▸ **INSTRUCTIONS FOR THE TASK**: Return all of the items below line for line and unchanged, leaving out the pictures.

─── SUPPLIED MATERIAL ───

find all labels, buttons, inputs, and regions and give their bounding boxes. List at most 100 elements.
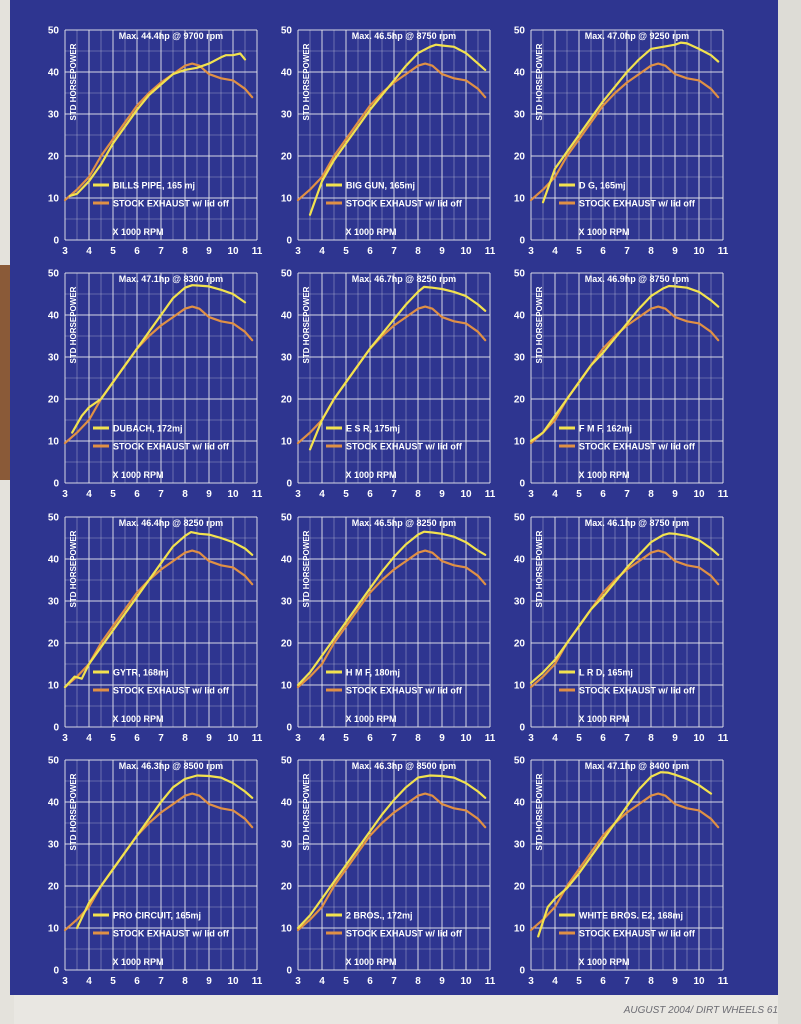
x-axis-label: X 1000 RPM <box>112 470 163 480</box>
x-tick-label: 10 <box>693 246 705 257</box>
y-tick-label: 0 <box>286 479 292 490</box>
x-tick-label: 7 <box>391 733 397 744</box>
x-axis-label: X 1000 RPM <box>578 714 629 724</box>
y-tick-label: 50 <box>514 756 526 767</box>
y-tick-label: 30 <box>281 840 293 851</box>
x-tick-label: 4 <box>552 246 558 257</box>
y-tick-label: 10 <box>514 194 526 205</box>
x-tick-label: 11 <box>252 733 263 744</box>
x-tick-label: 11 <box>485 489 496 500</box>
x-tick-label: 9 <box>672 976 678 987</box>
x-tick-label: 9 <box>672 246 678 257</box>
y-tick-label: 10 <box>48 681 60 692</box>
x-tick-label: 8 <box>182 976 188 987</box>
series-line-stock <box>296 792 487 932</box>
y-tick-label: 50 <box>281 513 293 524</box>
x-tick-label: 9 <box>206 976 212 987</box>
y-tick-label: 50 <box>48 26 60 37</box>
x-tick-label: 3 <box>295 489 301 500</box>
series-line-stock <box>296 62 487 202</box>
x-tick-label: 3 <box>528 733 534 744</box>
y-tick-label: 20 <box>514 152 526 163</box>
y-tick-label: 20 <box>281 395 293 406</box>
y-tick-label: 20 <box>514 395 526 406</box>
x-tick-label: 6 <box>134 246 140 257</box>
dyno-chart: 0 10 20 30 40 50 3 4 5 6 7 8 9 10 11 Max. 46.5hp @ 8750… <box>281 26 496 258</box>
legend-label: STOCK EXHAUST w/ lid off <box>113 199 230 209</box>
y-tick-label: 50 <box>514 513 526 524</box>
x-tick-label: 5 <box>110 733 116 744</box>
legend-label: DUBACH, 172mj <box>113 424 183 434</box>
chart-title: Max. 46.4hp @ 8250 rpm <box>119 518 223 528</box>
dyno-chart: 0 10 20 30 40 50 3 4 5 6 7 8 9 10 11 Max. 46.4hp @ 8250… <box>48 513 263 745</box>
y-tick-label: 20 <box>514 882 526 893</box>
chart-title: Max. 46.3hp @ 8500 rpm <box>119 761 223 771</box>
series-line-pipe <box>75 774 254 930</box>
x-tick-label: 8 <box>648 489 654 500</box>
y-tick-label: 0 <box>519 236 525 247</box>
x-tick-label: 6 <box>600 246 606 257</box>
x-tick-label: 10 <box>227 976 239 987</box>
y-tick-label: 10 <box>48 924 60 935</box>
x-tick-label: 7 <box>158 489 164 500</box>
y-tick-label: 50 <box>281 756 293 767</box>
y-tick-label: 10 <box>48 437 60 448</box>
x-tick-label: 3 <box>62 246 68 257</box>
x-tick-label: 7 <box>624 489 630 500</box>
grid-lines <box>297 759 491 971</box>
x-tick-label: 4 <box>319 976 325 987</box>
y-tick-label: 30 <box>48 597 60 608</box>
x-tick-label: 9 <box>439 246 445 257</box>
x-tick-label: 9 <box>439 489 445 500</box>
x-tick-label: 10 <box>227 489 239 500</box>
y-tick-label: 30 <box>48 353 60 364</box>
x-axis-label: X 1000 RPM <box>345 227 396 237</box>
dyno-chart: 0 10 20 30 40 50 3 4 5 6 7 8 9 10 11 Max. 46.3hp @ 8500… <box>48 756 263 988</box>
y-axis-label: STD HORSEPOWER <box>69 530 78 607</box>
x-tick-label: 8 <box>415 489 421 500</box>
x-tick-label: 8 <box>415 976 421 987</box>
x-axis-label: X 1000 RPM <box>112 227 163 237</box>
y-tick-label: 30 <box>281 353 293 364</box>
dyno-chart: 0 10 20 30 40 50 3 4 5 6 7 8 9 10 11 Max. 47.1hp @ 8300… <box>48 269 263 501</box>
y-tick-label: 20 <box>281 639 293 650</box>
y-axis-label: STD HORSEPOWER <box>69 773 78 850</box>
y-tick-label: 20 <box>48 882 60 893</box>
dyno-chart: 0 10 20 30 40 50 3 4 5 6 7 8 9 10 11 Max. 44.4hp @ 9700… <box>48 26 263 258</box>
series-line-pipe <box>529 284 720 443</box>
x-axis-label: X 1000 RPM <box>578 227 629 237</box>
x-tick-label: 8 <box>182 489 188 500</box>
x-tick-label: 10 <box>227 733 239 744</box>
page-footer: AUGUST 2004/ DIRT WHEELS 61 <box>623 1005 778 1016</box>
y-tick-label: 20 <box>48 152 60 163</box>
y-axis-label: STD HORSEPOWER <box>535 43 544 120</box>
legend-label: BILLS PIPE, 165 mj <box>113 181 195 191</box>
x-tick-label: 11 <box>252 489 263 500</box>
x-tick-label: 4 <box>86 246 92 257</box>
x-tick-label: 4 <box>552 733 558 744</box>
y-tick-label: 20 <box>281 882 293 893</box>
x-tick-label: 9 <box>439 733 445 744</box>
y-tick-label: 40 <box>514 555 526 566</box>
y-tick-label: 20 <box>514 639 526 650</box>
x-tick-label: 3 <box>528 489 534 500</box>
y-tick-label: 0 <box>519 966 525 977</box>
x-tick-label: 10 <box>460 976 472 987</box>
series-line-pipe <box>296 774 487 930</box>
y-tick-label: 0 <box>286 236 292 247</box>
series-line-pipe <box>71 284 247 434</box>
x-tick-label: 6 <box>134 489 140 500</box>
x-tick-label: 4 <box>319 489 325 500</box>
chart-title: Max. 44.4hp @ 9700 rpm <box>119 31 223 41</box>
y-tick-label: 0 <box>286 723 292 734</box>
chart-title: Max. 46.5hp @ 8250 rpm <box>352 518 456 528</box>
chart-title: Max. 46.7hp @ 8250 rpm <box>352 274 456 284</box>
series-line-pipe <box>308 285 487 451</box>
chart-title: Max. 47.1hp @ 8300 rpm <box>119 274 223 284</box>
x-tick-label: 4 <box>319 733 325 744</box>
y-tick-label: 10 <box>514 681 526 692</box>
legend-label: F M F, 162mj <box>579 424 632 434</box>
dyno-chart: 0 10 20 30 40 50 3 4 5 6 7 8 9 10 11 Max. 46.3hp @ 8500… <box>281 756 496 988</box>
legend-label: STOCK EXHAUST w/ lid off <box>346 929 463 939</box>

───

▸ **RESPONSE TO THE TASK**:
find all labels, buttons, inputs, and regions and give their bounding boxes. List at most 100 elements.
x-axis-label: X 1000 RPM <box>112 470 163 480</box>
x-tick-label: 10 <box>693 246 705 257</box>
y-tick-label: 0 <box>286 479 292 490</box>
x-tick-label: 7 <box>391 733 397 744</box>
x-axis-label: X 1000 RPM <box>578 714 629 724</box>
y-tick-label: 50 <box>514 756 526 767</box>
y-tick-label: 30 <box>281 840 293 851</box>
x-tick-label: 4 <box>552 246 558 257</box>
y-tick-label: 10 <box>514 194 526 205</box>
x-tick-label: 11 <box>252 733 263 744</box>
x-tick-label: 11 <box>485 489 496 500</box>
x-tick-label: 9 <box>672 976 678 987</box>
x-tick-label: 9 <box>672 246 678 257</box>
y-tick-label: 10 <box>48 681 60 692</box>
x-tick-label: 8 <box>182 976 188 987</box>
series-line-stock <box>296 792 487 932</box>
y-tick-label: 50 <box>281 513 293 524</box>
x-tick-label: 9 <box>206 976 212 987</box>
y-tick-label: 50 <box>48 26 60 37</box>
x-tick-label: 3 <box>295 489 301 500</box>
series-line-stock <box>296 62 487 202</box>
x-tick-label: 3 <box>528 733 534 744</box>
y-tick-label: 20 <box>514 152 526 163</box>
y-tick-label: 20 <box>281 395 293 406</box>
y-tick-label: 20 <box>514 395 526 406</box>
x-tick-label: 6 <box>134 246 140 257</box>
dyno-chart: 0 10 20 30 40 50 3 4 5 6 7 8 9 10 11 Max. 46.5hp @ 8750… <box>281 26 496 258</box>
legend-label: STOCK EXHAUST w/ lid off <box>113 199 230 209</box>
y-tick-label: 50 <box>514 513 526 524</box>
x-tick-label: 5 <box>110 733 116 744</box>
legend-label: DUBACH, 172mj <box>113 424 183 434</box>
chart-title: Max. 46.4hp @ 8250 rpm <box>119 518 223 528</box>
dyno-chart: 0 10 20 30 40 50 3 4 5 6 7 8 9 10 11 Max. 46.4hp @ 8250… <box>48 513 263 745</box>
y-tick-label: 20 <box>514 882 526 893</box>
chart-title: Max. 46.3hp @ 8500 rpm <box>119 761 223 771</box>
series-line-pipe <box>75 774 254 930</box>
x-tick-label: 8 <box>648 489 654 500</box>
y-tick-label: 0 <box>519 236 525 247</box>
x-tick-label: 6 <box>600 246 606 257</box>
x-tick-label: 10 <box>227 976 239 987</box>
y-tick-label: 10 <box>48 924 60 935</box>
x-tick-label: 7 <box>158 489 164 500</box>
y-tick-label: 50 <box>281 756 293 767</box>
y-tick-label: 10 <box>48 437 60 448</box>
x-tick-label: 3 <box>62 246 68 257</box>
x-tick-label: 7 <box>624 489 630 500</box>
grid-lines <box>297 759 491 971</box>
x-tick-label: 4 <box>319 976 325 987</box>
y-tick-label: 30 <box>48 597 60 608</box>
x-tick-label: 9 <box>439 246 445 257</box>
x-tick-label: 9 <box>439 489 445 500</box>
x-tick-label: 10 <box>227 489 239 500</box>
y-tick-label: 30 <box>48 353 60 364</box>
x-axis-label: X 1000 RPM <box>345 227 396 237</box>
dyno-chart: 0 10 20 30 40 50 3 4 5 6 7 8 9 10 11 Max. 46.3hp @ 8500… <box>48 756 263 988</box>
y-axis-label: STD HORSEPOWER <box>69 530 78 607</box>
x-tick-label: 8 <box>415 489 421 500</box>
x-tick-label: 8 <box>415 976 421 987</box>
x-axis-label: X 1000 RPM <box>112 227 163 237</box>
y-tick-label: 30 <box>281 353 293 364</box>
dyno-chart: 0 10 20 30 40 50 3 4 5 6 7 8 9 10 11 Max. 47.1hp @ 8300… <box>48 269 263 501</box>
y-tick-label: 20 <box>281 639 293 650</box>
y-axis-label: STD HORSEPOWER <box>69 773 78 850</box>
y-tick-label: 20 <box>48 882 60 893</box>
dyno-chart: 0 10 20 30 40 50 3 4 5 6 7 8 9 10 11 Max. 44.4hp @ 9700… <box>48 26 263 258</box>
series-line-pipe <box>529 284 720 443</box>
x-axis-label: X 1000 RPM <box>578 227 629 237</box>
x-tick-label: 8 <box>182 489 188 500</box>
x-tick-label: 10 <box>227 733 239 744</box>
page-footer: AUGUST 2004/ DIRT WHEELS 61 <box>623 1005 778 1016</box>
y-tick-label: 20 <box>48 152 60 163</box>
y-axis-label: STD HORSEPOWER <box>535 43 544 120</box>
legend-label: BILLS PIPE, 165 mj <box>113 181 195 191</box>
x-tick-label: 11 <box>252 489 263 500</box>
x-tick-label: 4 <box>86 246 92 257</box>
x-tick-label: 4 <box>552 733 558 744</box>
y-tick-label: 20 <box>281 882 293 893</box>
x-tick-label: 9 <box>439 733 445 744</box>
y-tick-label: 40 <box>514 555 526 566</box>
y-tick-label: 20 <box>514 639 526 650</box>
x-tick-label: 3 <box>528 489 534 500</box>
y-tick-label: 0 <box>519 966 525 977</box>
x-tick-label: 10 <box>460 976 472 987</box>
series-line-pipe <box>296 774 487 930</box>
y-tick-label: 0 <box>286 236 292 247</box>
series-line-pipe <box>71 284 247 434</box>
x-tick-label: 6 <box>134 489 140 500</box>
x-tick-label: 4 <box>319 489 325 500</box>
chart-title: Max. 44.4hp @ 9700 rpm <box>119 31 223 41</box>
y-tick-label: 0 <box>286 723 292 734</box>
chart-title: Max. 46.5hp @ 8250 rpm <box>352 518 456 528</box>
chart-title: Max. 46.7hp @ 8250 rpm <box>352 274 456 284</box>
series-line-pipe <box>308 285 487 451</box>
chart-title: Max. 47.1hp @ 8300 rpm <box>119 274 223 284</box>
x-tick-label: 4 <box>319 733 325 744</box>
y-tick-label: 10 <box>514 681 526 692</box>
legend-label: F M F, 162mj <box>579 424 632 434</box>
dyno-chart: 0 10 20 30 40 50 3 4 5 6 7 8 9 10 11 Max. 46.3hp @ 8500… <box>281 756 496 988</box>
legend-label: STOCK EXHAUST w/ lid off <box>346 929 463 939</box>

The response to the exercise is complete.